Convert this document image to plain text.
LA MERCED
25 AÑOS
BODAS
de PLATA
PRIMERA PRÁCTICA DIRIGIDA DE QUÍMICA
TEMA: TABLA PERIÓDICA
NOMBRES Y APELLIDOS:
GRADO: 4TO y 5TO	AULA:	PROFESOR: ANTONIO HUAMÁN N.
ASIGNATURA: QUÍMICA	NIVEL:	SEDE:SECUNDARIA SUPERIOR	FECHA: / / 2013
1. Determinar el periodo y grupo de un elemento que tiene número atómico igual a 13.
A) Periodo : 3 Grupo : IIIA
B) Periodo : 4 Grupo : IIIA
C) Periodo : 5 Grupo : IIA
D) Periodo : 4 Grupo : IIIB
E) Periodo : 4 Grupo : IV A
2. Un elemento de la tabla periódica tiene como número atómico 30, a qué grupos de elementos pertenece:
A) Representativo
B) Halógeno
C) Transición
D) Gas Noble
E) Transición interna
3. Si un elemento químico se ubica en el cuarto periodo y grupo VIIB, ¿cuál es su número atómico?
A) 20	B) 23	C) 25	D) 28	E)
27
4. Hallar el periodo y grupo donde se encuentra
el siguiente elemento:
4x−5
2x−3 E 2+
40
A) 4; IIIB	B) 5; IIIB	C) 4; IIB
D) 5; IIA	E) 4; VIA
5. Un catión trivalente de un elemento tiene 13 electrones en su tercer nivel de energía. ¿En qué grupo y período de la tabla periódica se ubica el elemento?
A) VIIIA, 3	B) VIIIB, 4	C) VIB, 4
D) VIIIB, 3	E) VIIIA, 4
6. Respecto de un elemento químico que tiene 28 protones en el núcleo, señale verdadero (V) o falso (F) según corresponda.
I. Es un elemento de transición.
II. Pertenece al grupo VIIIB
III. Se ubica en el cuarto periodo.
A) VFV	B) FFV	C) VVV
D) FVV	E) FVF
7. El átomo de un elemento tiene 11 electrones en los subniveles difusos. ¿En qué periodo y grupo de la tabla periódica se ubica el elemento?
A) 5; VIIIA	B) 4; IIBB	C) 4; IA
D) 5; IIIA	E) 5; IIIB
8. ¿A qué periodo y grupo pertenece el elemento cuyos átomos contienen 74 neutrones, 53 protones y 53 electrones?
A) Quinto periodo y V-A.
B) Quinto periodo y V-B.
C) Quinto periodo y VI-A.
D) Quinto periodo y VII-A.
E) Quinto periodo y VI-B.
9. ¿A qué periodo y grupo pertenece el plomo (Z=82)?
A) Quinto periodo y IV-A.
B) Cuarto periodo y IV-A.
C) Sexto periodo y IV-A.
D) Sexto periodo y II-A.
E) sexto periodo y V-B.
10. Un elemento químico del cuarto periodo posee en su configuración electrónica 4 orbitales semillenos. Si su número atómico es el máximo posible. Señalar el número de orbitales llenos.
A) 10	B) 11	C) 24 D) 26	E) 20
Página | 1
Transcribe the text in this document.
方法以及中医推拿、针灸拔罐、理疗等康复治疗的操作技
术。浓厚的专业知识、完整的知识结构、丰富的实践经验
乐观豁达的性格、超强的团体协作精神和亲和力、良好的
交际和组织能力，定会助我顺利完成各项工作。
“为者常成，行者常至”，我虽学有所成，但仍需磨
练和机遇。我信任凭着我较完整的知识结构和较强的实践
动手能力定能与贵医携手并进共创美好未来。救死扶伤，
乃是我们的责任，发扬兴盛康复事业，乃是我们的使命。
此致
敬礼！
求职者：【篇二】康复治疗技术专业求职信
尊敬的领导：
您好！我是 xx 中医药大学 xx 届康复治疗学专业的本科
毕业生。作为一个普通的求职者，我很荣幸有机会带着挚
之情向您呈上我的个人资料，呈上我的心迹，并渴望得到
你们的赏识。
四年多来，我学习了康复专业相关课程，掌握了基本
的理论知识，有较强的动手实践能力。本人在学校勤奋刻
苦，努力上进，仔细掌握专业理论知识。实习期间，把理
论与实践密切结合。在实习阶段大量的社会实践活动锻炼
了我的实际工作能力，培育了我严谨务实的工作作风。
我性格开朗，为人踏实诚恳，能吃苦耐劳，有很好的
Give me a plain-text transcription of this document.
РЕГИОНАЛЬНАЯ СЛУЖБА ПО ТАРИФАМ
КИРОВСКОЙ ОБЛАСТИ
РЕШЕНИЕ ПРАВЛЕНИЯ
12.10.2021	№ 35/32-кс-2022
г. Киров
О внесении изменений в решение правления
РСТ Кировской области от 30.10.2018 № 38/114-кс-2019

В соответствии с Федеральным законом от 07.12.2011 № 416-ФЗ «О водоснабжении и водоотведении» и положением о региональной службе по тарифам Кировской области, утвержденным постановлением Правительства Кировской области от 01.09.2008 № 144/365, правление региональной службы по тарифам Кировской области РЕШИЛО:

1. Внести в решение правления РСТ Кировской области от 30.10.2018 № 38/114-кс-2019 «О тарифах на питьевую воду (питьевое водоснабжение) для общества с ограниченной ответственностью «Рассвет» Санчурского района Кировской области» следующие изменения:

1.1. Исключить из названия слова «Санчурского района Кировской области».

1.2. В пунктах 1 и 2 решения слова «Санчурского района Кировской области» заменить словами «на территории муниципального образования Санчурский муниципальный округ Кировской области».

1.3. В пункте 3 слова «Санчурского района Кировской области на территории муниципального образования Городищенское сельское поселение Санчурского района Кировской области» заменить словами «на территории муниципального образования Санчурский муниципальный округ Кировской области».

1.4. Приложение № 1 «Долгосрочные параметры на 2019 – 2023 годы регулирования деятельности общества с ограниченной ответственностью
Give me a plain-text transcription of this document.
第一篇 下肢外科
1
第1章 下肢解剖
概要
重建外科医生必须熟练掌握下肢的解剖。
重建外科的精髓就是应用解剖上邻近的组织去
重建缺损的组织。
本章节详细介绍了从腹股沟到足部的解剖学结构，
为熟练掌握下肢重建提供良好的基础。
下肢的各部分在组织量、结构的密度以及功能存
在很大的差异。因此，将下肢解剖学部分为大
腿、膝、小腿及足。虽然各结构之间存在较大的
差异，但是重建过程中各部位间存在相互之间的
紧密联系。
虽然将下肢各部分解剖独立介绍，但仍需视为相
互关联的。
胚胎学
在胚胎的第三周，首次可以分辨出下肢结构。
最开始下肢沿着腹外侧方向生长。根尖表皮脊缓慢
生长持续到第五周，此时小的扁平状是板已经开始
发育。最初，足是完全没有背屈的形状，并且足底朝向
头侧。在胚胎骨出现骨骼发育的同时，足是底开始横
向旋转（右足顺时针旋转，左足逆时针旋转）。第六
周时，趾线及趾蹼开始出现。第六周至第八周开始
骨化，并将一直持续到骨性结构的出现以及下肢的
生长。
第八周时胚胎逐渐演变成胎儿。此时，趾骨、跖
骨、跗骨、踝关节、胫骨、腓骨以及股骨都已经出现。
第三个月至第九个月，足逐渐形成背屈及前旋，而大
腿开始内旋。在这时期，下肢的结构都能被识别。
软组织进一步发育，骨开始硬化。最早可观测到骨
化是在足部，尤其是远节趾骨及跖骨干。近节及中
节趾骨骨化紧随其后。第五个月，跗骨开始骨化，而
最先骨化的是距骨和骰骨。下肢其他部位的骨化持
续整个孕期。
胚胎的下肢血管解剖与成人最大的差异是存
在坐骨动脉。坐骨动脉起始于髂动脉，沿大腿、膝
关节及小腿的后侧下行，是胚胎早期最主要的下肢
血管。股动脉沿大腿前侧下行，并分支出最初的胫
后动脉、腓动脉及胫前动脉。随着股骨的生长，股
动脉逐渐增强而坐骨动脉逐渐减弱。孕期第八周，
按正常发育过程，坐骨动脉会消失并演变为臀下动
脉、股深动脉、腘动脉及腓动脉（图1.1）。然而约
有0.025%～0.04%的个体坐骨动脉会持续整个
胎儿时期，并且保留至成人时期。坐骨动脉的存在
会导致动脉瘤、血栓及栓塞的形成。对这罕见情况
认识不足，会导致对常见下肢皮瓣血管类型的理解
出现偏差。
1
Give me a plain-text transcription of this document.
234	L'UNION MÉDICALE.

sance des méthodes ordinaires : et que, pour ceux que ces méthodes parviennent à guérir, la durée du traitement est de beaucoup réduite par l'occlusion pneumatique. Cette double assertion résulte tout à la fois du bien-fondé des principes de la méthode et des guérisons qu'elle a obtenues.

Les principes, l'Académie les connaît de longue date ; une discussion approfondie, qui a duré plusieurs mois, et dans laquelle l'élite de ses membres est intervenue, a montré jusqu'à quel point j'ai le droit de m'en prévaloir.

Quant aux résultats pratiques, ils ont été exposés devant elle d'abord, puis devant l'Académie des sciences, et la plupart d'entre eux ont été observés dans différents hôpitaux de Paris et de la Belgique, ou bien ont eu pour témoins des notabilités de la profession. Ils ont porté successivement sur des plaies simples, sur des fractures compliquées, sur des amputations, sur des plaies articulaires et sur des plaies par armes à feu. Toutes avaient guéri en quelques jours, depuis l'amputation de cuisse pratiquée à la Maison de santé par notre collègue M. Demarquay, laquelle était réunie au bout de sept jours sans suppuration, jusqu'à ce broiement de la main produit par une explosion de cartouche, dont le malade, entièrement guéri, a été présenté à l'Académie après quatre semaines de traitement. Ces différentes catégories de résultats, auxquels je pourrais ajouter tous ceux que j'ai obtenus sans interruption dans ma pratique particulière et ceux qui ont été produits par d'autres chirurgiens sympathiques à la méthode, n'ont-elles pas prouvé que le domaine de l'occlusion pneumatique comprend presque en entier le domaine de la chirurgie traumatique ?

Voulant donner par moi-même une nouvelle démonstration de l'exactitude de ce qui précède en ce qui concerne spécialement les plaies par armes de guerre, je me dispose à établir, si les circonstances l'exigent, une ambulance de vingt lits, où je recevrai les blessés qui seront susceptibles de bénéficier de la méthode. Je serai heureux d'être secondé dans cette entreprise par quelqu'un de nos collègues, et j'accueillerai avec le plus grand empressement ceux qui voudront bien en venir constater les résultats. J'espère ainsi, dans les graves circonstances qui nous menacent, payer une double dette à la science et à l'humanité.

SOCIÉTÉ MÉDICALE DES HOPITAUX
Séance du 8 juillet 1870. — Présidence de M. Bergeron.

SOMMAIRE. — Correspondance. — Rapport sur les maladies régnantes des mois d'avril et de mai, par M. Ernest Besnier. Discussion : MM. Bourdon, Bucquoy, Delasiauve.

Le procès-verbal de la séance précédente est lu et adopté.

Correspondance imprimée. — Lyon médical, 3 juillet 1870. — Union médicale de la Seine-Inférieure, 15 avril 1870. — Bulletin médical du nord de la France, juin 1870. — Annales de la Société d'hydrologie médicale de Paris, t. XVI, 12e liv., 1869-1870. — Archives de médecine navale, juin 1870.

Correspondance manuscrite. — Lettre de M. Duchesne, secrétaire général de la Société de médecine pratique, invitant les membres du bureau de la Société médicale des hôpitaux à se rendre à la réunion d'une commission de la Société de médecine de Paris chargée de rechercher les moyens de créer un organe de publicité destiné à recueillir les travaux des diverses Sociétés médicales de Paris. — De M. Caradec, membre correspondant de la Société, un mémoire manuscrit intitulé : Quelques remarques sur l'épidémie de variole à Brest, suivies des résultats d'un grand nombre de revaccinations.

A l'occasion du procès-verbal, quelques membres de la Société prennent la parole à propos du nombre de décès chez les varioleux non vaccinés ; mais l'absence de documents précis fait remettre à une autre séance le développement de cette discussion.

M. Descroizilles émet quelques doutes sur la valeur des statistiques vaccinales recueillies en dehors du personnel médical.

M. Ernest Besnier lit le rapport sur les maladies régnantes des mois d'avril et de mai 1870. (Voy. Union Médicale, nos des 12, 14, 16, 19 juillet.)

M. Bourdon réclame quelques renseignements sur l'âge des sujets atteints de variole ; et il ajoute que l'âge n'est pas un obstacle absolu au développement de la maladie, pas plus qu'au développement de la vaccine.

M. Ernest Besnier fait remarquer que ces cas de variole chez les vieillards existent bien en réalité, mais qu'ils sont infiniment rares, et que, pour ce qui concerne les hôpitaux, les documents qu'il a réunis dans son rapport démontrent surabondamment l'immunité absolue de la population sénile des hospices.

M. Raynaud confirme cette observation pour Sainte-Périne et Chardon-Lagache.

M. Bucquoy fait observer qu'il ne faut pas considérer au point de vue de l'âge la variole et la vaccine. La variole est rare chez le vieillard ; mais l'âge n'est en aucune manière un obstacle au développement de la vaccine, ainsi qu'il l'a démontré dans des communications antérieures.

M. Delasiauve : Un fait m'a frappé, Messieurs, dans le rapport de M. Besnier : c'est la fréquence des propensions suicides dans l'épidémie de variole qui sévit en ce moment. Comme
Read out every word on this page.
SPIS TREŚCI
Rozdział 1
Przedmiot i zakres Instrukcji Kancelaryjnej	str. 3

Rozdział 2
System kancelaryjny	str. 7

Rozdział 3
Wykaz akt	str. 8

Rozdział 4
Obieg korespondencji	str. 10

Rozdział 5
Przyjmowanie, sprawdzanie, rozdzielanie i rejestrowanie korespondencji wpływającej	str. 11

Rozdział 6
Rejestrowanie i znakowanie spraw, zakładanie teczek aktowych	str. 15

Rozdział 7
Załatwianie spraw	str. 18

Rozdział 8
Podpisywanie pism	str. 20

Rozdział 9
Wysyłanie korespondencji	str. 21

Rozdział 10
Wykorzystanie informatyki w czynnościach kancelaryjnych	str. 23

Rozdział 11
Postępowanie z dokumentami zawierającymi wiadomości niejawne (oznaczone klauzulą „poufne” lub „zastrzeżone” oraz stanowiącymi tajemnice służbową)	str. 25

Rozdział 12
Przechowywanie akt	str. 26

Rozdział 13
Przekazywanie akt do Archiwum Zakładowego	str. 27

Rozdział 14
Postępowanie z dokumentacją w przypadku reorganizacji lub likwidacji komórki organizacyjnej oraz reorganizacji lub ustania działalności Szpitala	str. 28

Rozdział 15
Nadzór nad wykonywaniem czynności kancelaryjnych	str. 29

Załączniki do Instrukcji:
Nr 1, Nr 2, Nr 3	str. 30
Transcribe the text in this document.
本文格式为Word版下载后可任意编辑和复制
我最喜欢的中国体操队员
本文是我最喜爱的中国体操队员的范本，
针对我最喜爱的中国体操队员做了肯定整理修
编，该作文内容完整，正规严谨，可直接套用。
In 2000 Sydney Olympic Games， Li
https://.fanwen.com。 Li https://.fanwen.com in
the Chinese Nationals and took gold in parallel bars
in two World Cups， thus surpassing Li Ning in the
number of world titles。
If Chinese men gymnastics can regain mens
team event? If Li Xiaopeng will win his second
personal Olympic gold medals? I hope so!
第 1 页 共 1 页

◆ ◆ ◆ ◆

■ Description of the task: Lines holding the word "Postępowanie" in the entries above are the ones to pull out. Copy them all.

■ Solved exercise:
Postępowanie z dokumentami zawierającymi wiadomości niejawne (oznaczone klauzulą „poufne” lub „zastrzeżone” oraz stanowiącymi tajemnice służbową)	str. 25
Postępowanie z dokumentacją w przypadku reorganizacji lub likwidacji komórki organizacyjnej oraz reorganizacji lub ustania działalności Szpitala	str. 28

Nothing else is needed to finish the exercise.